## [Exercise prompt]
Find the lines with "srandmember" in them and copy them out.

Collected data entries
__________

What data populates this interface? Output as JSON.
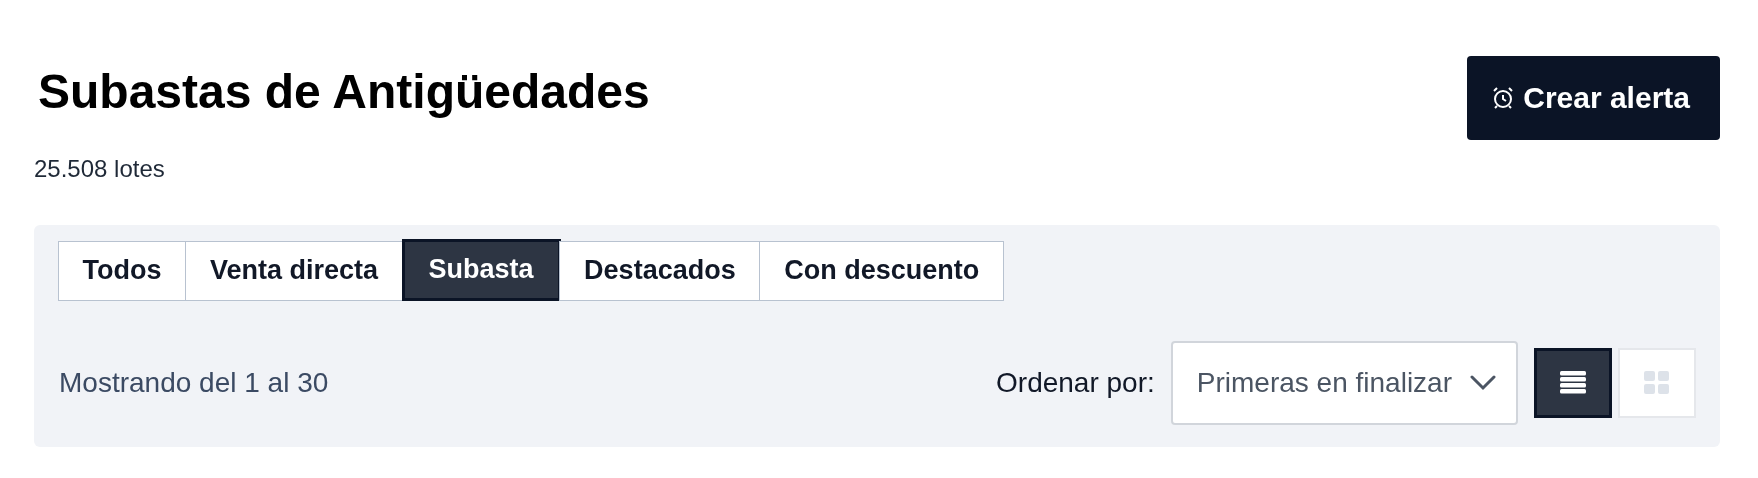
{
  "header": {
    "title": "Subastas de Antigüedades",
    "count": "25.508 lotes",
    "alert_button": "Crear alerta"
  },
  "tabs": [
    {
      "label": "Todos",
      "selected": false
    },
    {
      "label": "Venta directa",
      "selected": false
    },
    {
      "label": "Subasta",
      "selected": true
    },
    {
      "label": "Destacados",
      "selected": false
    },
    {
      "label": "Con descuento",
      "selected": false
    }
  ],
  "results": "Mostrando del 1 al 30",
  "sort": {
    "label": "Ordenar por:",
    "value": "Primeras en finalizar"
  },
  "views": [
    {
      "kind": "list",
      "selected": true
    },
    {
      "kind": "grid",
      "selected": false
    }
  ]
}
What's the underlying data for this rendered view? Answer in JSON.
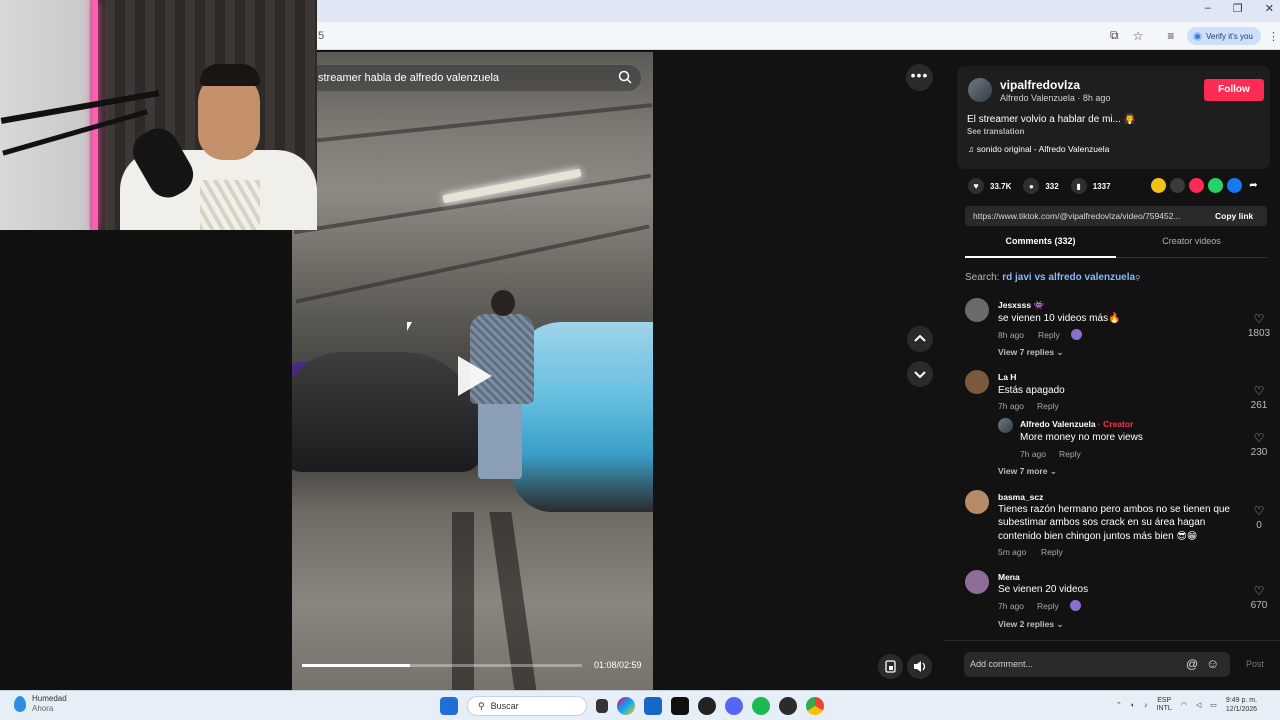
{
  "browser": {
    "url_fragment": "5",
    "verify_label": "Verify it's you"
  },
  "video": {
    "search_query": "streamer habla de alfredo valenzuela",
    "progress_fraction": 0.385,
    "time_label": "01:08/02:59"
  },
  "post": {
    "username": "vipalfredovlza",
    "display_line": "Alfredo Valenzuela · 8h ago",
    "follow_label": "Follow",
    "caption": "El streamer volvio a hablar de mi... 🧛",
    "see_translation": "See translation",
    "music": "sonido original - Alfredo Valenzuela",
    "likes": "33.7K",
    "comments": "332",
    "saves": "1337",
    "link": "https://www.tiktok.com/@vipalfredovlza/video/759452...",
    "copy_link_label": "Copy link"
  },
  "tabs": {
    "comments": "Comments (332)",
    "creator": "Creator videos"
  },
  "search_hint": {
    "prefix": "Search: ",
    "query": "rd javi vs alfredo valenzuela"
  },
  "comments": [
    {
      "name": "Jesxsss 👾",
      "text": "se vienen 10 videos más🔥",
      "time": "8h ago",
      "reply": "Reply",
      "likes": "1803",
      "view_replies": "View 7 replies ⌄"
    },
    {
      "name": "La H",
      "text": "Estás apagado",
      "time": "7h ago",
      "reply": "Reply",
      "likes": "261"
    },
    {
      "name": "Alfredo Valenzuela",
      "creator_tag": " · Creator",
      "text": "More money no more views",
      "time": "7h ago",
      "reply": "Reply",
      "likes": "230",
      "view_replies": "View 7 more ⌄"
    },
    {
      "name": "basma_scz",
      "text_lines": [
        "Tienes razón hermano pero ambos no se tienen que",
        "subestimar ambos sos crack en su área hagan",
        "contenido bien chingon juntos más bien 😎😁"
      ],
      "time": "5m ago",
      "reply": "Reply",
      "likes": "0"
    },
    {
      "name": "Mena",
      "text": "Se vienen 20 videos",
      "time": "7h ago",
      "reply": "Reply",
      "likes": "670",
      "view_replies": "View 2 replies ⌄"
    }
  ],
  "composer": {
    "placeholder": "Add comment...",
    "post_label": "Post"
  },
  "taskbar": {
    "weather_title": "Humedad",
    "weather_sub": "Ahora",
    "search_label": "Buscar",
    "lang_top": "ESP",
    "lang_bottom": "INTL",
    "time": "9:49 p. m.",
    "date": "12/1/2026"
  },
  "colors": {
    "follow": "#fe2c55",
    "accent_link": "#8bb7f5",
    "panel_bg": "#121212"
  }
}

__________

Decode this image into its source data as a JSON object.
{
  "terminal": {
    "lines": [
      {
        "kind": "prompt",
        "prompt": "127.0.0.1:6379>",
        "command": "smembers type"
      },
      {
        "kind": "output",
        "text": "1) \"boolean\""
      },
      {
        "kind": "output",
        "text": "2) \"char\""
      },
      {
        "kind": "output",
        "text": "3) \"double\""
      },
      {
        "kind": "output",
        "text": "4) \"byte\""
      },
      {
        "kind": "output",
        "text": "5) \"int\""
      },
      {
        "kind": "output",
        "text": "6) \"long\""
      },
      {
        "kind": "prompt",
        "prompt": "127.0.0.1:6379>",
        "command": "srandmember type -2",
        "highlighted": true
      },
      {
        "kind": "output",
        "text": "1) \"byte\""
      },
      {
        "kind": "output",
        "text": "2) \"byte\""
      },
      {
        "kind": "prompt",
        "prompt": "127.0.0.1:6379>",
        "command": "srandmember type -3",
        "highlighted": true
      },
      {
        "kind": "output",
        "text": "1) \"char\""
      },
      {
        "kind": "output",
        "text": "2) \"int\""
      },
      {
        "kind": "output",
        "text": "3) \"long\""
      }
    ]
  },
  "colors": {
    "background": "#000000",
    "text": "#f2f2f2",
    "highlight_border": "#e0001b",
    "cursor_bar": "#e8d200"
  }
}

__________

## [Expected output]
        "command": "srandmember type -2",
        "command": "srandmember type -3",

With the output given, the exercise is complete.